▶ [AIM]: Gather every line in the records below that contains the word "pare".

▶ [DATA FOR THIS TASK]:
+++

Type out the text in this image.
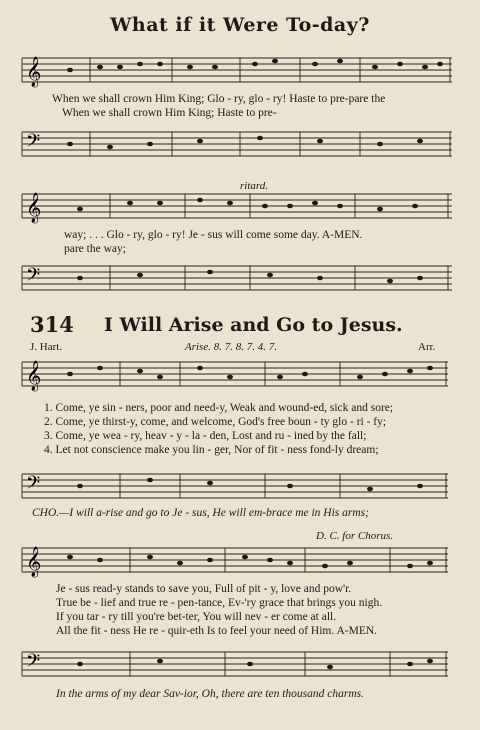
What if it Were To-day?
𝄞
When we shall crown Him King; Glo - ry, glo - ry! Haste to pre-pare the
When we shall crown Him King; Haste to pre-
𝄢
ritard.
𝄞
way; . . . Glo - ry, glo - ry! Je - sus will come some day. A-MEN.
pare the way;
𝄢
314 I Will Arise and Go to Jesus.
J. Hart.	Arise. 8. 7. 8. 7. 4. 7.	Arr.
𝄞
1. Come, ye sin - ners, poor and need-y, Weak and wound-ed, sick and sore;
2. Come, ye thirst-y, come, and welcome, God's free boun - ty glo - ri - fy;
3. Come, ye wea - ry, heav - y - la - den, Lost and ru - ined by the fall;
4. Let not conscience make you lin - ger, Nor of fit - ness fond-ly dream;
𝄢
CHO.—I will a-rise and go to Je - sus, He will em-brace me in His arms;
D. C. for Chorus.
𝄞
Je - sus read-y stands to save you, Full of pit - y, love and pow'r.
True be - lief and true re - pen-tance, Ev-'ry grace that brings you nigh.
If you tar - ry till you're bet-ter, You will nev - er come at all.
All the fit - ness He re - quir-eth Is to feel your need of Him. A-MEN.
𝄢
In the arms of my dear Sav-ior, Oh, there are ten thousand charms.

+++

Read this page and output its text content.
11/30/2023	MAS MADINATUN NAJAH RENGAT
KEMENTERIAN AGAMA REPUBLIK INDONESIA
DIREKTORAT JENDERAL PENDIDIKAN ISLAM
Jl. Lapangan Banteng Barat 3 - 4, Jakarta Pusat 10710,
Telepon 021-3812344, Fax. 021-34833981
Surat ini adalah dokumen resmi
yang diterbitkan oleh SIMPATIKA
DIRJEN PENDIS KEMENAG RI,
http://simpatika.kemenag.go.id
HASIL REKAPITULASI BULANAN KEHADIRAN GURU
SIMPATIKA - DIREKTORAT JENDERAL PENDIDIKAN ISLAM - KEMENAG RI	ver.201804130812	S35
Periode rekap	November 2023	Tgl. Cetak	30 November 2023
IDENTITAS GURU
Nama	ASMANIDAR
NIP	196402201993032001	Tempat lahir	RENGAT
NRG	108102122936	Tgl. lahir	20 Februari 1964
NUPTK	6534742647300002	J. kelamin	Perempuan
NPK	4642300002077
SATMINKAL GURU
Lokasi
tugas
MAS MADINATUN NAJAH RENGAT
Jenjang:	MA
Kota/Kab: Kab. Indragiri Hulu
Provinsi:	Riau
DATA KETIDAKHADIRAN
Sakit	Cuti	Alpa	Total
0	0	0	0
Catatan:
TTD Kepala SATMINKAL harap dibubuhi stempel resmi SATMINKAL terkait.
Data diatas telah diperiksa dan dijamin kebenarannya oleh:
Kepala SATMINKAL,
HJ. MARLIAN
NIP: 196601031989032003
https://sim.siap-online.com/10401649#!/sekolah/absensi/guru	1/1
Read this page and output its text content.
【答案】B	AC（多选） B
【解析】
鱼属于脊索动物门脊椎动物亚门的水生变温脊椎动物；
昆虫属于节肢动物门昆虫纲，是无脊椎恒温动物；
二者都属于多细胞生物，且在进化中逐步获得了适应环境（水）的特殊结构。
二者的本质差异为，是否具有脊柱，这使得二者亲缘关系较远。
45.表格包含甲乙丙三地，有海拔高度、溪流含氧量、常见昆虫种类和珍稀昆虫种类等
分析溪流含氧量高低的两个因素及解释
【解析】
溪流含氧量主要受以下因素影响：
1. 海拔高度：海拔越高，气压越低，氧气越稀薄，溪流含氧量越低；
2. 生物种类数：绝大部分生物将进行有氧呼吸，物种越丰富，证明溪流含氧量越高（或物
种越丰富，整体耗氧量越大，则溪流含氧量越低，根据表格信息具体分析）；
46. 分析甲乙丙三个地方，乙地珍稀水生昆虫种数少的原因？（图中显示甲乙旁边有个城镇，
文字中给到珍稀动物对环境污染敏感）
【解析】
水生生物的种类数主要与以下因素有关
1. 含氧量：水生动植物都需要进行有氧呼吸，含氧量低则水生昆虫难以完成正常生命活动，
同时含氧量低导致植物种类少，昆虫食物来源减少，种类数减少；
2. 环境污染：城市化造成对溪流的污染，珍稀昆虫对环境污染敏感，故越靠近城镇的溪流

+++

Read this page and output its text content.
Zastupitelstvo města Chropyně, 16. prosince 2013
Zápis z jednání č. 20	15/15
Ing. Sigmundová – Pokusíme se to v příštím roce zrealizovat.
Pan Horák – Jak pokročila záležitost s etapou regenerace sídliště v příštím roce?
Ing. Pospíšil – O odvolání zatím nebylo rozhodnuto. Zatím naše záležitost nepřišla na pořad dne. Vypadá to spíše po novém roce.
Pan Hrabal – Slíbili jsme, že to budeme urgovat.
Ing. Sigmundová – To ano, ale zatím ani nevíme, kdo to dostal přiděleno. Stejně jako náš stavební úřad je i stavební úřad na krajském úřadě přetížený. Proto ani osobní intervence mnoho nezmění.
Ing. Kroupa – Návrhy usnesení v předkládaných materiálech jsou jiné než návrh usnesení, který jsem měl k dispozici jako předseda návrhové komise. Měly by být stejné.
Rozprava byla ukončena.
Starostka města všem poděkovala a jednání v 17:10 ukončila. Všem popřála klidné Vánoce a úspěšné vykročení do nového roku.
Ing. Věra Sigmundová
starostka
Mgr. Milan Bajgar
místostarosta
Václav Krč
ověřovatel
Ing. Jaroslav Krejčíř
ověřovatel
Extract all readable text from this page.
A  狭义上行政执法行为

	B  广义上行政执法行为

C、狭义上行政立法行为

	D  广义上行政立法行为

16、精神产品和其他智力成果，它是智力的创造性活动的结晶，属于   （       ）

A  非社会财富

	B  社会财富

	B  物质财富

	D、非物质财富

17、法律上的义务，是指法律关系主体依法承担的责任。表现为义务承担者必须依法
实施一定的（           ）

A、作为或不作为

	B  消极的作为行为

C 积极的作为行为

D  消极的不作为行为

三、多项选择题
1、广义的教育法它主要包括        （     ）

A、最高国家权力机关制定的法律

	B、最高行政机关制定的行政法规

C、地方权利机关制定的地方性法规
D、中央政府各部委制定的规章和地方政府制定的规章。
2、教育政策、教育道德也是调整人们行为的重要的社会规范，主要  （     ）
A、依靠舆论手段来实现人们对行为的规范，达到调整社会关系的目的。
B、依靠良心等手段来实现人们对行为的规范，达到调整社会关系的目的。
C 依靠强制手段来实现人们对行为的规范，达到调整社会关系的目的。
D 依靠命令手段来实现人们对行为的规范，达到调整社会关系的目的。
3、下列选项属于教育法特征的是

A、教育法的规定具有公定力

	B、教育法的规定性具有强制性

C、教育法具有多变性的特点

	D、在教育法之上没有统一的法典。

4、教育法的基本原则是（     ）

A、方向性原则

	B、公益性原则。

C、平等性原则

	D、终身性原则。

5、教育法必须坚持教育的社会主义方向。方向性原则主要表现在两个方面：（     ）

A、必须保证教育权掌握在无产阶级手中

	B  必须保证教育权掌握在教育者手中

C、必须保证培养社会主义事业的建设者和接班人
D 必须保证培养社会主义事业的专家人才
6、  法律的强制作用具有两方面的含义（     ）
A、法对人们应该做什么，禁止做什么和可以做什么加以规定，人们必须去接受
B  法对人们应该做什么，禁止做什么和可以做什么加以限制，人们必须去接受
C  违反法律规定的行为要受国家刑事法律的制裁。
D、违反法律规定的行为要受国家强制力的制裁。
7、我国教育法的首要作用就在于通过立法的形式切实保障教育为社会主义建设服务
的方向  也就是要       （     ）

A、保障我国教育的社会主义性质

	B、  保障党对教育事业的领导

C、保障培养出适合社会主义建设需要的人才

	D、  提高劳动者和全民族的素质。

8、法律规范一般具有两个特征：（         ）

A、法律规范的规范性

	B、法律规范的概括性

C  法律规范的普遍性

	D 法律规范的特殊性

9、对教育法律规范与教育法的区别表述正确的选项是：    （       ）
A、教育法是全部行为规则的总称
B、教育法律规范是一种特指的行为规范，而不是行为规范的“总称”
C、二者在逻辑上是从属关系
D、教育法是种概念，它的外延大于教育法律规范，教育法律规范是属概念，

+++

▶ [RESPONSE TO THE EXERCISE]:
When we shall crown Him King; Glo - ry, glo - ry! Haste to pre-pare the
pare the way;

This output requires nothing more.